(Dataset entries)
......
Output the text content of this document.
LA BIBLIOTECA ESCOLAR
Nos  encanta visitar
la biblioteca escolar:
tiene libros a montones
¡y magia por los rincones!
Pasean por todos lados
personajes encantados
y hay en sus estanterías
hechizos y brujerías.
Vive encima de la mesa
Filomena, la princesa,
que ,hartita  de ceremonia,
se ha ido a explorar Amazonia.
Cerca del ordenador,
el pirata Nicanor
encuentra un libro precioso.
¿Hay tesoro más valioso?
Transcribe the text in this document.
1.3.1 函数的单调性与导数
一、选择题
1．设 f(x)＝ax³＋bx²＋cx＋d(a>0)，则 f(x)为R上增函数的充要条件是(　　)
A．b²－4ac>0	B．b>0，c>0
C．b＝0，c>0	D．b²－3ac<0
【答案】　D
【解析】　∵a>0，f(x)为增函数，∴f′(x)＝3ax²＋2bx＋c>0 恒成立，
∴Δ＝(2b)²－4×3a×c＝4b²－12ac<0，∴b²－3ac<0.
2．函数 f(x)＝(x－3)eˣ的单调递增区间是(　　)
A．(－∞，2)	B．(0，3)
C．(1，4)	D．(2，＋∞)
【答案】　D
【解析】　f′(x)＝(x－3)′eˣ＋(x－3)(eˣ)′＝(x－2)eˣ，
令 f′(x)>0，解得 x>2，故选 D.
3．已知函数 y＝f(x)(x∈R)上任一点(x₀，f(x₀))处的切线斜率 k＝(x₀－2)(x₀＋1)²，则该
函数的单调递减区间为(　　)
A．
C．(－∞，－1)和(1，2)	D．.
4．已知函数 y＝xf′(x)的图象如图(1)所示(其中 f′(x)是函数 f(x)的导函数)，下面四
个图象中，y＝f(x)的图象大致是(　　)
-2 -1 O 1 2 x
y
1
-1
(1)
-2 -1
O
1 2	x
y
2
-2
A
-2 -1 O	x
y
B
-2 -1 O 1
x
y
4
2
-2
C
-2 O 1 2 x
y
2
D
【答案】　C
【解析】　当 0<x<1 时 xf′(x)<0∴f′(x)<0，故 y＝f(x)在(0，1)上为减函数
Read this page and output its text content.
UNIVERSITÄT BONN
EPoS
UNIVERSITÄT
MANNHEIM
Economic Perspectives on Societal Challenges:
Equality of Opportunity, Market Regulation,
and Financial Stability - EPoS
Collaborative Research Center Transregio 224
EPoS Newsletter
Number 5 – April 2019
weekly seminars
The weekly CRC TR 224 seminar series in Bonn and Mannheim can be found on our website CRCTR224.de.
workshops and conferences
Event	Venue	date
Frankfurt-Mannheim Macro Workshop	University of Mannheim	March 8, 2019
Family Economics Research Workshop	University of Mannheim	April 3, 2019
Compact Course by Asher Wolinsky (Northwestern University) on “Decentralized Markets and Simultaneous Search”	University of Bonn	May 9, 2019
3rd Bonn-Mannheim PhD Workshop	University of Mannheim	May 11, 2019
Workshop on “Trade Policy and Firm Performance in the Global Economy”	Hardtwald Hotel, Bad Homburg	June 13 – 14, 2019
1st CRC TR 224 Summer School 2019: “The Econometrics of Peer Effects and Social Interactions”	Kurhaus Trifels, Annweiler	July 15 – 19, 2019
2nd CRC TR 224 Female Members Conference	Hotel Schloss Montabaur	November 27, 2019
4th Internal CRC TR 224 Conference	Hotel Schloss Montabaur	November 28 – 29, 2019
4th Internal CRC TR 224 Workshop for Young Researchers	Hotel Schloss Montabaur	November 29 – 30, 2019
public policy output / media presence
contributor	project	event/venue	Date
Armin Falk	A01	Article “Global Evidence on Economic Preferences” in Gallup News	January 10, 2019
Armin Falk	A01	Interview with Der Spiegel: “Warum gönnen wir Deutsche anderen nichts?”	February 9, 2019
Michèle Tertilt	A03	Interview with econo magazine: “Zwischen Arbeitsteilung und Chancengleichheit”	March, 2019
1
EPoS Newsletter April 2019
......
- **Prompt**
In how many lines of the data does the string "University" appear? Give only the number.

- **Response below**
4